# WHAT THE TASK ASKS:
Produce an exact copy of all the data below, dropping every image.

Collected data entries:
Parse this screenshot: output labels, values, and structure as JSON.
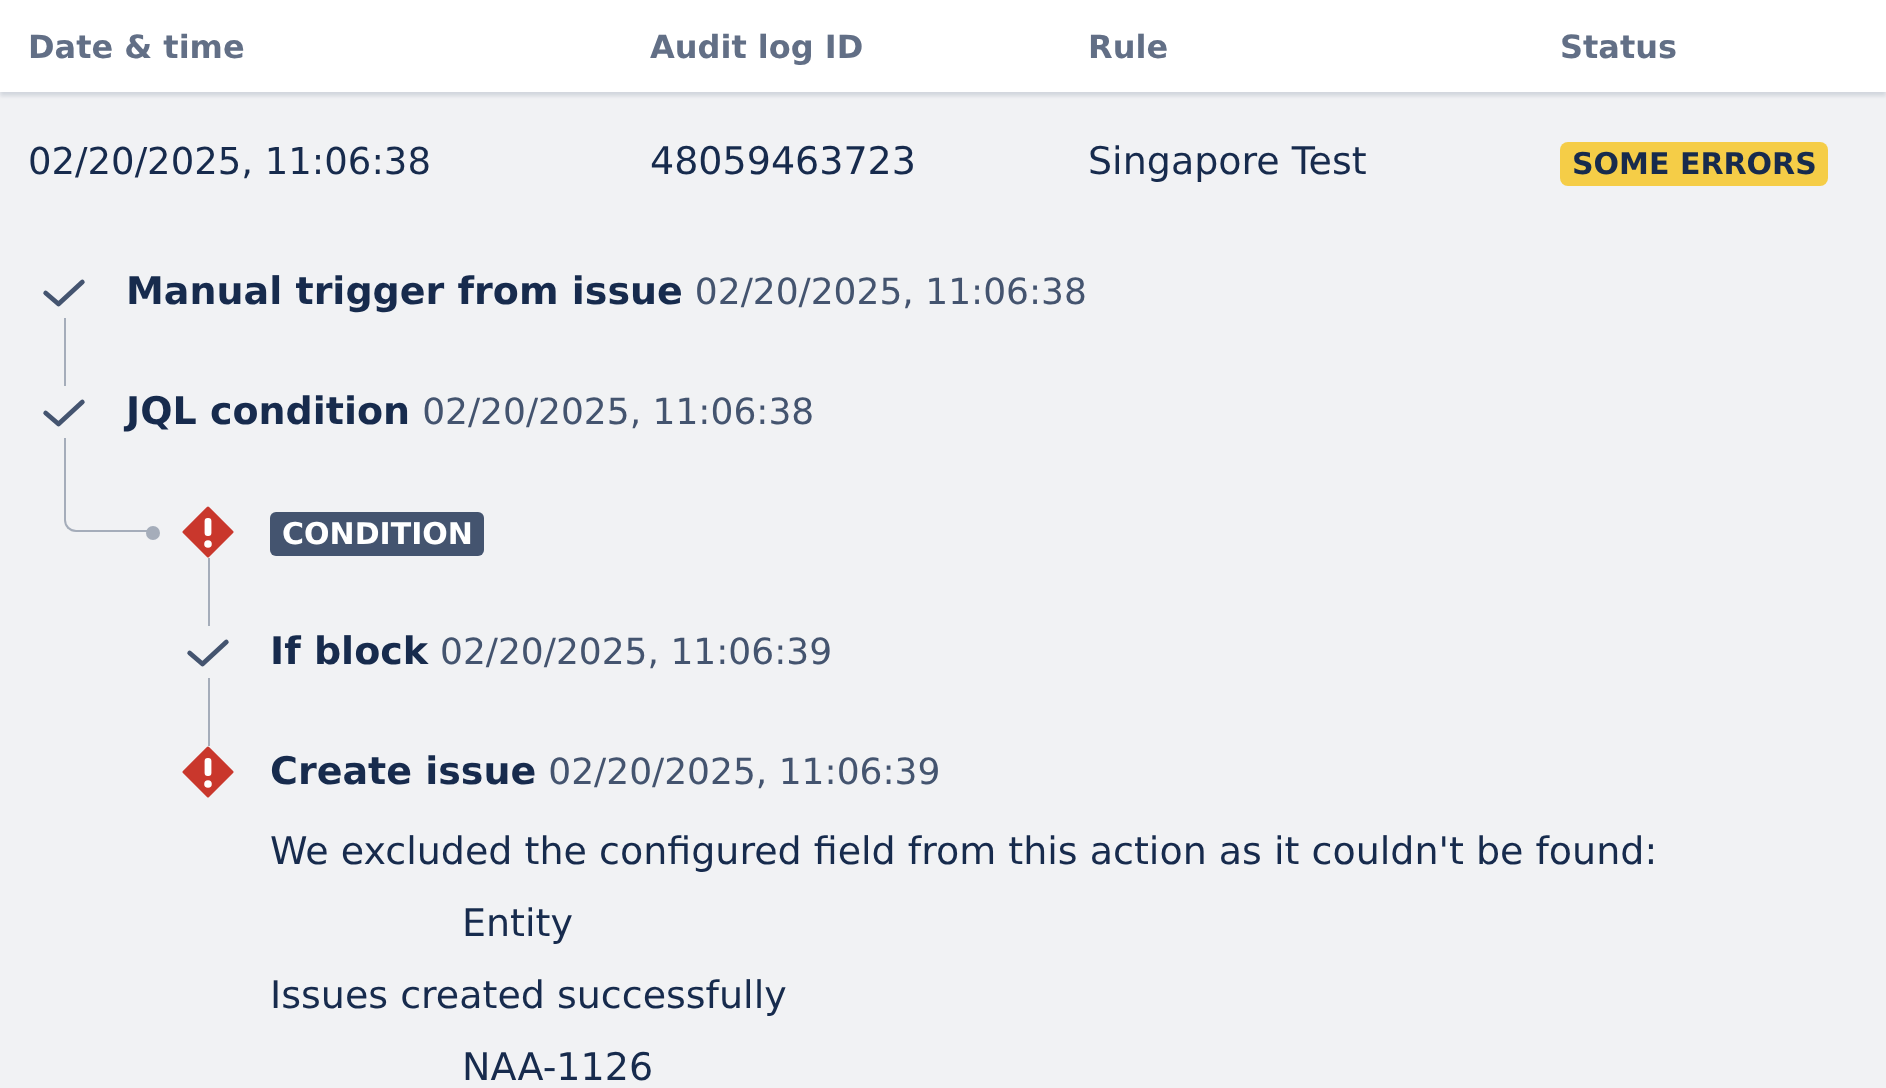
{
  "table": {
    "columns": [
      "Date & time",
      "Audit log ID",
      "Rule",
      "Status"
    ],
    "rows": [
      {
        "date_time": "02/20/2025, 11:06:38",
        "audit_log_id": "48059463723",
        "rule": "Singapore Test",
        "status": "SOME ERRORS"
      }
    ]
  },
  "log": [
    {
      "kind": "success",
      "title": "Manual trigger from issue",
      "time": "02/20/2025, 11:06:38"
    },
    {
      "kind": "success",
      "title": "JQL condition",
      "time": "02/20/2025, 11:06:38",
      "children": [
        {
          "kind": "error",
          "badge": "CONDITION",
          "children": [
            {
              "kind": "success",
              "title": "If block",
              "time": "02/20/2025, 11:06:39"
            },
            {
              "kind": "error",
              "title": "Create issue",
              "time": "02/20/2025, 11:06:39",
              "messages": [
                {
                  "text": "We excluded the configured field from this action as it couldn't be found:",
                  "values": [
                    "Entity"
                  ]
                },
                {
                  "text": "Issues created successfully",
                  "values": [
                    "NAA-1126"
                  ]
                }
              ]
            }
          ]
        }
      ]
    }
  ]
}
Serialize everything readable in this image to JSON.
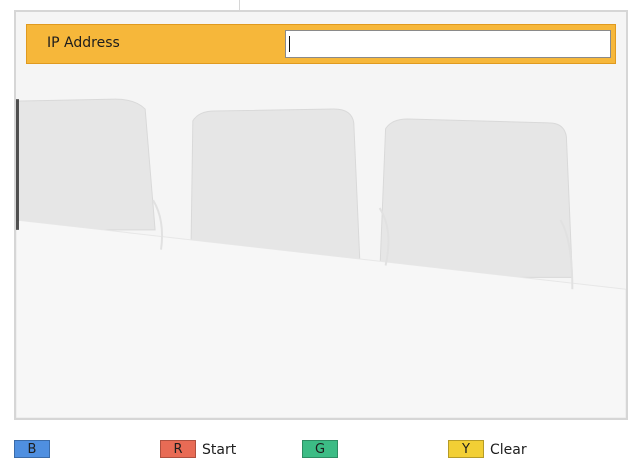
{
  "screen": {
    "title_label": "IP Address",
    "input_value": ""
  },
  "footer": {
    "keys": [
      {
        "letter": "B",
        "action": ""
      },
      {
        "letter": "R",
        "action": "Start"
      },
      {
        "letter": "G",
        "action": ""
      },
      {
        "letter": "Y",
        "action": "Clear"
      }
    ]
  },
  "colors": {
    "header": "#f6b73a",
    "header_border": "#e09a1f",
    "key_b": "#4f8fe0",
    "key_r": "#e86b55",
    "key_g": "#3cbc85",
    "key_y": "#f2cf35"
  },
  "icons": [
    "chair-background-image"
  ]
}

# RESULT FOR THIS TASK:
Parse this screenshot: output labels, values, and structure as JSON.
{
  "table": {
    "columns": [
      "Date & time",
      "Audit log ID",
      "Rule",
      "Status"
    ],
    "rows": [
      {
        "date_time": "02/20/2025, 11:06:38",
        "audit_log_id": "48059463723",
        "rule": "Singapore Test",
        "status": "SOME ERRORS"
      }
    ]
  },
  "log": [
    {
      "kind": "success",
      "title": "Manual trigger from issue",
      "time": "02/20/2025, 11:06:38"
    },
    {
      "kind": "success",
      "title": "JQL condition",
      "time": "02/20/2025, 11:06:38",
      "children": [
        {
          "kind": "error",
          "badge": "CONDITION",
          "children": [
            {
              "kind": "success",
              "title": "If block",
              "time": "02/20/2025, 11:06:39"
            },
            {
              "kind": "error",
              "title": "Create issue",
              "time": "02/20/2025, 11:06:39",
              "messages": [
                {
                  "text": "We excluded the configured field from this action as it couldn't be found:",
                  "values": [
                    "Entity"
                  ]
                },
                {
                  "text": "Issues created successfully",
                  "values": [
                    "NAA-1126"
                  ]
                }
              ]
            }
          ]
        }
      ]
    }
  ]
}
Serialize everything readable in this image to JSON.
{
  "screen": {
    "title_label": "IP Address",
    "input_value": ""
  },
  "footer": {
    "keys": [
      {
        "letter": "B",
        "action": ""
      },
      {
        "letter": "R",
        "action": "Start"
      },
      {
        "letter": "G",
        "action": ""
      },
      {
        "letter": "Y",
        "action": "Clear"
      }
    ]
  },
  "colors": {
    "header": "#f6b73a",
    "header_border": "#e09a1f",
    "key_b": "#4f8fe0",
    "key_r": "#e86b55",
    "key_g": "#3cbc85",
    "key_y": "#f2cf35"
  },
  "icons": [
    "chair-background-image"
  ]
}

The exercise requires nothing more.